- WRITTEN PROBLEM
Report each line of the data that includes the word "text".

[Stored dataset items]
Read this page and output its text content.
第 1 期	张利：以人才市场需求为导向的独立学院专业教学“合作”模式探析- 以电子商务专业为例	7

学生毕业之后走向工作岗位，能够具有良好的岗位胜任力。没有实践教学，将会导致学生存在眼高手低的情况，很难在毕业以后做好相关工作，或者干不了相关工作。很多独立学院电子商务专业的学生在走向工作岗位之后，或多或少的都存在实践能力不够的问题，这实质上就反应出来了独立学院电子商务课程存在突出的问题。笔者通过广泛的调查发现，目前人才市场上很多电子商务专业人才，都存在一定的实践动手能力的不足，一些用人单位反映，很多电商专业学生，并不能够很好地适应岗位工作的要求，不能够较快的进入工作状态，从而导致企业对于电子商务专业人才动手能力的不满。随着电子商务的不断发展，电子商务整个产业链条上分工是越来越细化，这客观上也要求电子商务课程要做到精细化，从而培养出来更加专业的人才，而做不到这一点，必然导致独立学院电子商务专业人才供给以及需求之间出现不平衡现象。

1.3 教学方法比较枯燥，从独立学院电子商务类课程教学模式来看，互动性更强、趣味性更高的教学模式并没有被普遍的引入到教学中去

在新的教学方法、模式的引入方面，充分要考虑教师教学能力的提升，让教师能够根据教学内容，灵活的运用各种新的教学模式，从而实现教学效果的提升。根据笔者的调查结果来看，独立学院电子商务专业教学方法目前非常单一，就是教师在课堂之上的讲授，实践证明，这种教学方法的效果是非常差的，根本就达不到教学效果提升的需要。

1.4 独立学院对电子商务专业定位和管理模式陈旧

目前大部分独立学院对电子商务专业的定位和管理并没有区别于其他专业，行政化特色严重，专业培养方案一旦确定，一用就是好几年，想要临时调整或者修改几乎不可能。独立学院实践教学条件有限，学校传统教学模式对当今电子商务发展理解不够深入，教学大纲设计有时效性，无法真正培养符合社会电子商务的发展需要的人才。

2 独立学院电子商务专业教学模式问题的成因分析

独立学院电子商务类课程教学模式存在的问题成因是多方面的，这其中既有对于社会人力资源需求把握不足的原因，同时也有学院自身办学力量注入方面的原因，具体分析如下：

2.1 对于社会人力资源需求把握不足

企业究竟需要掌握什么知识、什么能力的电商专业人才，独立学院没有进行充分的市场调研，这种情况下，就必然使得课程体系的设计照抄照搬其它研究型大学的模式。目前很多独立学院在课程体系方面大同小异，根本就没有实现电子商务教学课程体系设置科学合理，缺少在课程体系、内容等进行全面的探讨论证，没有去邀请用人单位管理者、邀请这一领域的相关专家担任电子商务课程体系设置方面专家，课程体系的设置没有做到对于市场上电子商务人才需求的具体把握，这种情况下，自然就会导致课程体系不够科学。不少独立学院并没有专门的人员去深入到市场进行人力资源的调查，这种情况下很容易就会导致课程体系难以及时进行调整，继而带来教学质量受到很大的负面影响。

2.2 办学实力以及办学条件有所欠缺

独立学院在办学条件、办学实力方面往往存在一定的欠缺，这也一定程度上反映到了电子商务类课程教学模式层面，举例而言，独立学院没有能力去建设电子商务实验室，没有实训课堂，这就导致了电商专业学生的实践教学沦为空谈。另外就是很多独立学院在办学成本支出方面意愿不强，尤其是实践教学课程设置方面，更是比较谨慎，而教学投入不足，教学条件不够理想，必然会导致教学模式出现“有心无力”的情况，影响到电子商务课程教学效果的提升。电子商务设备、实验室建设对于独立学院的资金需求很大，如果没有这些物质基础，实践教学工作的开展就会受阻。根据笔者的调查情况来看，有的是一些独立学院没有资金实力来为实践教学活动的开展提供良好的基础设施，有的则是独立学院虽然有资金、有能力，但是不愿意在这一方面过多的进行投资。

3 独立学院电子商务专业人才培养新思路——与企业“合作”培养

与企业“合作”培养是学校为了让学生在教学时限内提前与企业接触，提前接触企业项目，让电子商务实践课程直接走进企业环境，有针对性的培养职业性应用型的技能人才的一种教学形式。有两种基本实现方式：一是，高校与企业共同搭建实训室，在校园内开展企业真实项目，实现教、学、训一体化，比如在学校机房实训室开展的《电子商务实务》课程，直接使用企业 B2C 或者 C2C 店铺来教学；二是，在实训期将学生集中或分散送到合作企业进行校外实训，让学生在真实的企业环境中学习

* * *

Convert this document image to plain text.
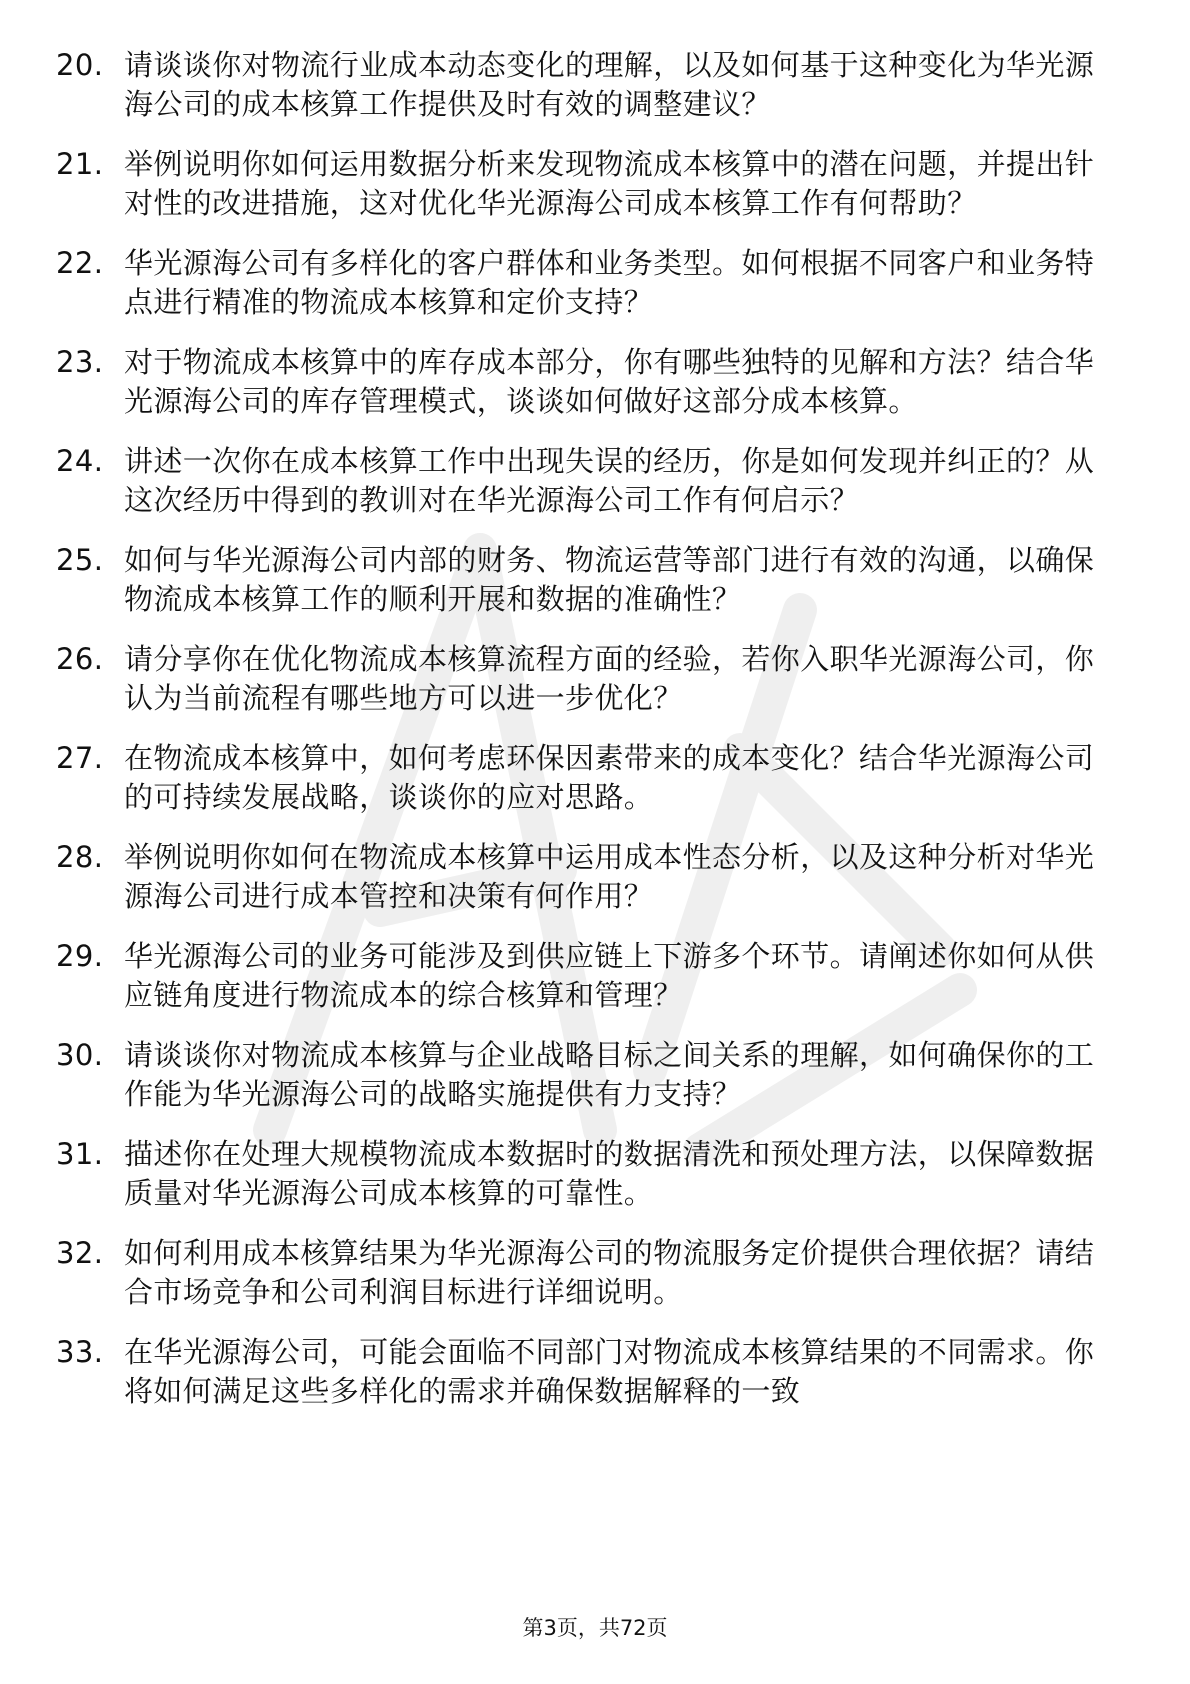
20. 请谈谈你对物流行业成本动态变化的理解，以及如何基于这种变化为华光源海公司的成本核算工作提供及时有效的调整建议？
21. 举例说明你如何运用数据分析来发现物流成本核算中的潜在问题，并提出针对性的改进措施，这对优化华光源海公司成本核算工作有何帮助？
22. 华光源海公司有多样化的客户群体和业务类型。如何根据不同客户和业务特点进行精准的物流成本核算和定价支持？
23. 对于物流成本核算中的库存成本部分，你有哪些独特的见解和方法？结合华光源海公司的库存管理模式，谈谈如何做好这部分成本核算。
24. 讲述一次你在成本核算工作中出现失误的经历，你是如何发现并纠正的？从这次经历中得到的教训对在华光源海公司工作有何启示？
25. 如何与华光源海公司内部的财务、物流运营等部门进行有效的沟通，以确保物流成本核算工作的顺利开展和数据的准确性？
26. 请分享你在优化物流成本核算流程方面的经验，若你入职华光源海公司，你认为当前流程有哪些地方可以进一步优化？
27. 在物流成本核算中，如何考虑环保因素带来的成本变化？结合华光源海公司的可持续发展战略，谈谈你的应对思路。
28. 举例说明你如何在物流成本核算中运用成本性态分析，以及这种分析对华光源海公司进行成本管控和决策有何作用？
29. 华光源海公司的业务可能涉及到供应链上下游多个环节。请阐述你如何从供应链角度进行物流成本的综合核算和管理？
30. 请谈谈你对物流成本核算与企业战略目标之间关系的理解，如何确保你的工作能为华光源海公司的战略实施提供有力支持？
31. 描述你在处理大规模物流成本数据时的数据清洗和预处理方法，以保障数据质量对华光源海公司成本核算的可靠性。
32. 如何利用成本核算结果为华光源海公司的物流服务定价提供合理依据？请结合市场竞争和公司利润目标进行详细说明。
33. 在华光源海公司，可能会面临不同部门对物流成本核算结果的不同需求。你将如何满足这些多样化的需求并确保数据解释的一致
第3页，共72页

- ANSWER TO THIS EXERCISE
Read this page and output its text content.
Convert this document image to plain text.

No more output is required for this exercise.